• [Work to do] Skip the pictures and quote all of the lines exactly.

+++ Task data +++

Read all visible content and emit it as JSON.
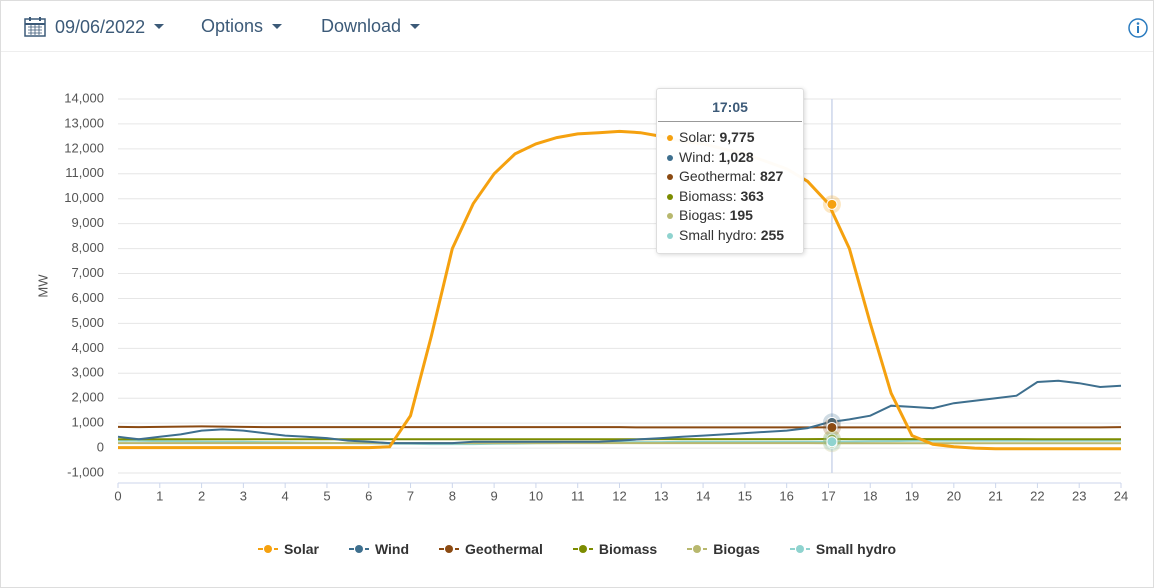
{
  "toolbar": {
    "date": "09/06/2022",
    "options": "Options",
    "download": "Download"
  },
  "chart_data": {
    "type": "line",
    "ylabel": "MW",
    "x": [
      0,
      0.5,
      1,
      1.5,
      2,
      2.5,
      3,
      3.5,
      4,
      4.5,
      5,
      5.5,
      6,
      6.5,
      7,
      7.5,
      8,
      8.5,
      9,
      9.5,
      10,
      10.5,
      11,
      11.5,
      12,
      12.5,
      13,
      13.5,
      14,
      14.5,
      15,
      15.5,
      16,
      16.5,
      17,
      17.5,
      18,
      18.5,
      19,
      19.5,
      20,
      20.5,
      21,
      21.5,
      22,
      22.5,
      23,
      23.5,
      24
    ],
    "xlim": [
      0,
      24
    ],
    "xticks": [
      0,
      1,
      2,
      3,
      4,
      5,
      6,
      7,
      8,
      9,
      10,
      11,
      12,
      13,
      14,
      15,
      16,
      17,
      18,
      19,
      20,
      21,
      22,
      23,
      24
    ],
    "ylim": [
      -1000,
      14000
    ],
    "yticks": [
      {
        "value": -1000,
        "label": "-1,000"
      },
      0,
      {
        "value": 1000,
        "label": "1,000"
      },
      {
        "value": 2000,
        "label": "2,000"
      },
      {
        "value": 3000,
        "label": "3,000"
      },
      {
        "value": 4000,
        "label": "4,000"
      },
      {
        "value": 5000,
        "label": "5,000"
      },
      {
        "value": 6000,
        "label": "6,000"
      },
      {
        "value": 7000,
        "label": "7,000"
      },
      {
        "value": 8000,
        "label": "8,000"
      },
      {
        "value": 9000,
        "label": "9,000"
      },
      {
        "value": 10000,
        "label": "10,000"
      },
      {
        "value": 11000,
        "label": "11,000"
      },
      {
        "value": 12000,
        "label": "12,000"
      },
      {
        "value": 13000,
        "label": "13,000"
      },
      {
        "value": 14000,
        "label": "14,000"
      }
    ],
    "grid": true,
    "series": [
      {
        "name": "Solar",
        "color": "#f5a10f",
        "values": [
          20,
          20,
          20,
          20,
          20,
          20,
          20,
          20,
          20,
          20,
          20,
          20,
          20,
          50,
          1300,
          4500,
          8000,
          9800,
          11000,
          11800,
          12200,
          12450,
          12600,
          12650,
          12700,
          12650,
          12500,
          12300,
          12200,
          12000,
          11800,
          11500,
          11200,
          10700,
          9800,
          8000,
          5000,
          2200,
          500,
          150,
          50,
          0,
          -30,
          -30,
          -30,
          -30,
          -30,
          -30,
          -30
        ]
      },
      {
        "name": "Wind",
        "color": "#3e6f8e",
        "values": [
          450,
          350,
          450,
          550,
          700,
          750,
          700,
          600,
          500,
          450,
          400,
          300,
          250,
          200,
          200,
          200,
          200,
          250,
          250,
          250,
          250,
          250,
          250,
          250,
          300,
          350,
          400,
          450,
          500,
          550,
          600,
          650,
          700,
          800,
          1028,
          1150,
          1300,
          1700,
          1650,
          1600,
          1800,
          1900,
          2000,
          2100,
          2650,
          2700,
          2600,
          2450,
          2500
        ]
      },
      {
        "name": "Geothermal",
        "color": "#8b4a12",
        "values": [
          850,
          840,
          850,
          860,
          870,
          860,
          850,
          840,
          840,
          840,
          840,
          840,
          840,
          840,
          840,
          840,
          840,
          840,
          840,
          840,
          840,
          840,
          840,
          840,
          840,
          830,
          830,
          830,
          830,
          830,
          830,
          830,
          830,
          830,
          827,
          830,
          830,
          830,
          830,
          830,
          830,
          830,
          830,
          830,
          830,
          830,
          830,
          830,
          840
        ]
      },
      {
        "name": "Biomass",
        "color": "#7c8c00",
        "values": [
          350,
          350,
          350,
          350,
          350,
          350,
          350,
          350,
          350,
          350,
          350,
          350,
          350,
          350,
          350,
          350,
          350,
          350,
          350,
          350,
          350,
          350,
          350,
          350,
          350,
          350,
          360,
          360,
          360,
          360,
          360,
          360,
          360,
          360,
          363,
          360,
          360,
          360,
          360,
          360,
          360,
          360,
          360,
          360,
          350,
          350,
          350,
          350,
          350
        ]
      },
      {
        "name": "Biogas",
        "color": "#b8b86e",
        "values": [
          200,
          200,
          200,
          200,
          200,
          200,
          200,
          200,
          200,
          200,
          200,
          200,
          200,
          200,
          200,
          200,
          200,
          200,
          200,
          200,
          200,
          200,
          200,
          200,
          200,
          200,
          200,
          200,
          200,
          200,
          200,
          200,
          200,
          200,
          195,
          195,
          195,
          195,
          195,
          195,
          195,
          195,
          195,
          195,
          195,
          195,
          195,
          195,
          195
        ]
      },
      {
        "name": "Small hydro",
        "color": "#8fd3cf",
        "values": [
          300,
          290,
          280,
          270,
          260,
          250,
          250,
          240,
          230,
          220,
          210,
          200,
          190,
          180,
          170,
          160,
          160,
          160,
          170,
          180,
          190,
          200,
          210,
          220,
          230,
          240,
          240,
          250,
          250,
          250,
          250,
          250,
          250,
          255,
          255,
          260,
          270,
          280,
          290,
          300,
          300,
          300,
          300,
          300,
          300,
          300,
          300,
          300,
          300
        ]
      }
    ],
    "tooltip": {
      "title": "17:05",
      "values": [
        9775,
        1028,
        827,
        363,
        195,
        255
      ],
      "value_labels": [
        "9,775",
        "1,028",
        "827",
        "363",
        "195",
        "255"
      ]
    }
  }
}
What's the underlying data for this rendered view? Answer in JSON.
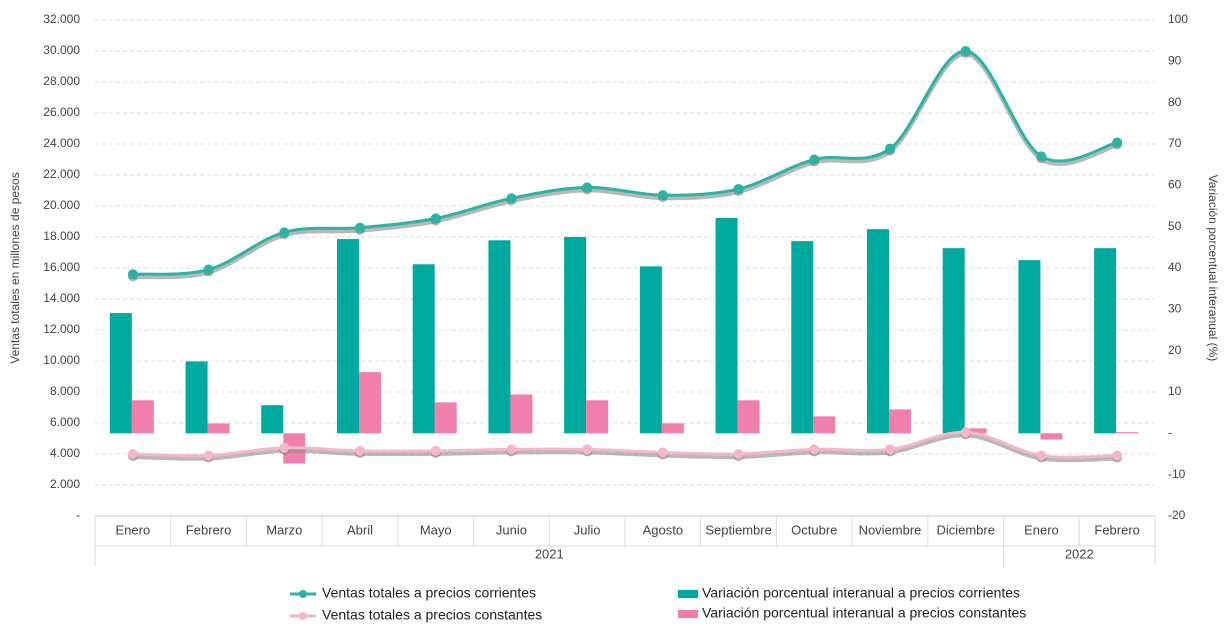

+++

• [Final result]
Read all visible content and emit it as JSON.
{
  "toolbar": {
    "date": "09/06/2022",
    "options": "Options",
    "download": "Download"
  },
  "chart_data": {
    "type": "line",
    "ylabel": "MW",
    "x": [
      0,
      0.5,
      1,
      1.5,
      2,
      2.5,
      3,
      3.5,
      4,
      4.5,
      5,
      5.5,
      6,
      6.5,
      7,
      7.5,
      8,
      8.5,
      9,
      9.5,
      10,
      10.5,
      11,
      11.5,
      12,
      12.5,
      13,
      13.5,
      14,
      14.5,
      15,
      15.5,
      16,
      16.5,
      17,
      17.5,
      18,
      18.5,
      19,
      19.5,
      20,
      20.5,
      21,
      21.5,
      22,
      22.5,
      23,
      23.5,
      24
    ],
    "xlim": [
      0,
      24
    ],
    "xticks": [
      0,
      1,
      2,
      3,
      4,
      5,
      6,
      7,
      8,
      9,
      10,
      11,
      12,
      13,
      14,
      15,
      16,
      17,
      18,
      19,
      20,
      21,
      22,
      23,
      24
    ],
    "ylim": [
      -1000,
      14000
    ],
    "yticks": [
      {
        "value": -1000,
        "label": "-1,000"
      },
      0,
      {
        "value": 1000,
        "label": "1,000"
      },
      {
        "value": 2000,
        "label": "2,000"
      },
      {
        "value": 3000,
        "label": "3,000"
      },
      {
        "value": 4000,
        "label": "4,000"
      },
      {
        "value": 5000,
        "label": "5,000"
      },
      {
        "value": 6000,
        "label": "6,000"
      },
      {
        "value": 7000,
        "label": "7,000"
      },
      {
        "value": 8000,
        "label": "8,000"
      },
      {
        "value": 9000,
        "label": "9,000"
      },
      {
        "value": 10000,
        "label": "10,000"
      },
      {
        "value": 11000,
        "label": "11,000"
      },
      {
        "value": 12000,
        "label": "12,000"
      },
      {
        "value": 13000,
        "label": "13,000"
      },
      {
        "value": 14000,
        "label": "14,000"
      }
    ],
    "grid": true,
    "series": [
      {
        "name": "Solar",
        "color": "#f5a10f",
        "values": [
          20,
          20,
          20,
          20,
          20,
          20,
          20,
          20,
          20,
          20,
          20,
          20,
          20,
          50,
          1300,
          4500,
          8000,
          9800,
          11000,
          11800,
          12200,
          12450,
          12600,
          12650,
          12700,
          12650,
          12500,
          12300,
          12200,
          12000,
          11800,
          11500,
          11200,
          10700,
          9800,
          8000,
          5000,
          2200,
          500,
          150,
          50,
          0,
          -30,
          -30,
          -30,
          -30,
          -30,
          -30,
          -30
        ]
      },
      {
        "name": "Wind",
        "color": "#3e6f8e",
        "values": [
          450,
          350,
          450,
          550,
          700,
          750,
          700,
          600,
          500,
          450,
          400,
          300,
          250,
          200,
          200,
          200,
          200,
          250,
          250,
          250,
          250,
          250,
          250,
          250,
          300,
          350,
          400,
          450,
          500,
          550,
          600,
          650,
          700,
          800,
          1028,
          1150,
          1300,
          1700,
          1650,
          1600,
          1800,
          1900,
          2000,
          2100,
          2650,
          2700,
          2600,
          2450,
          2500
        ]
      },
      {
        "name": "Geothermal",
        "color": "#8b4a12",
        "values": [
          850,
          840,
          850,
          860,
          870,
          860,
          850,
          840,
          840,
          840,
          840,
          840,
          840,
          840,
          840,
          840,
          840,
          840,
          840,
          840,
          840,
          840,
          840,
          840,
          840,
          830,
          830,
          830,
          830,
          830,
          830,
          830,
          830,
          830,
          827,
          830,
          830,
          830,
          830,
          830,
          830,
          830,
          830,
          830,
          830,
          830,
          830,
          830,
          840
        ]
      },
      {
        "name": "Biomass",
        "color": "#7c8c00",
        "values": [
          350,
          350,
          350,
          350,
          350,
          350,
          350,
          350,
          350,
          350,
          350,
          350,
          350,
          350,
          350,
          350,
          350,
          350,
          350,
          350,
          350,
          350,
          350,
          350,
          350,
          350,
          360,
          360,
          360,
          360,
          360,
          360,
          360,
          360,
          363,
          360,
          360,
          360,
          360,
          360,
          360,
          360,
          360,
          360,
          350,
          350,
          350,
          350,
          350
        ]
      },
      {
        "name": "Biogas",
        "color": "#b8b86e",
        "values": [
          200,
          200,
          200,
          200,
          200,
          200,
          200,
          200,
          200,
          200,
          200,
          200,
          200,
          200,
          200,
          200,
          200,
          200,
          200,
          200,
          200,
          200,
          200,
          200,
          200,
          200,
          200,
          200,
          200,
          200,
          200,
          200,
          200,
          200,
          195,
          195,
          195,
          195,
          195,
          195,
          195,
          195,
          195,
          195,
          195,
          195,
          195,
          195,
          195
        ]
      },
      {
        "name": "Small hydro",
        "color": "#8fd3cf",
        "values": [
          300,
          290,
          280,
          270,
          260,
          250,
          250,
          240,
          230,
          220,
          210,
          200,
          190,
          180,
          170,
          160,
          160,
          160,
          170,
          180,
          190,
          200,
          210,
          220,
          230,
          240,
          240,
          250,
          250,
          250,
          250,
          250,
          250,
          255,
          255,
          260,
          270,
          280,
          290,
          300,
          300,
          300,
          300,
          300,
          300,
          300,
          300,
          300,
          300
        ]
      }
    ],
    "tooltip": {
      "title": "17:05",
      "values": [
        9775,
        1028,
        827,
        363,
        195,
        255
      ],
      "value_labels": [
        "9,775",
        "1,028",
        "827",
        "363",
        "195",
        "255"
      ]
    }
  }
}
What's the underlying data for this rendered view? Answer in JSON.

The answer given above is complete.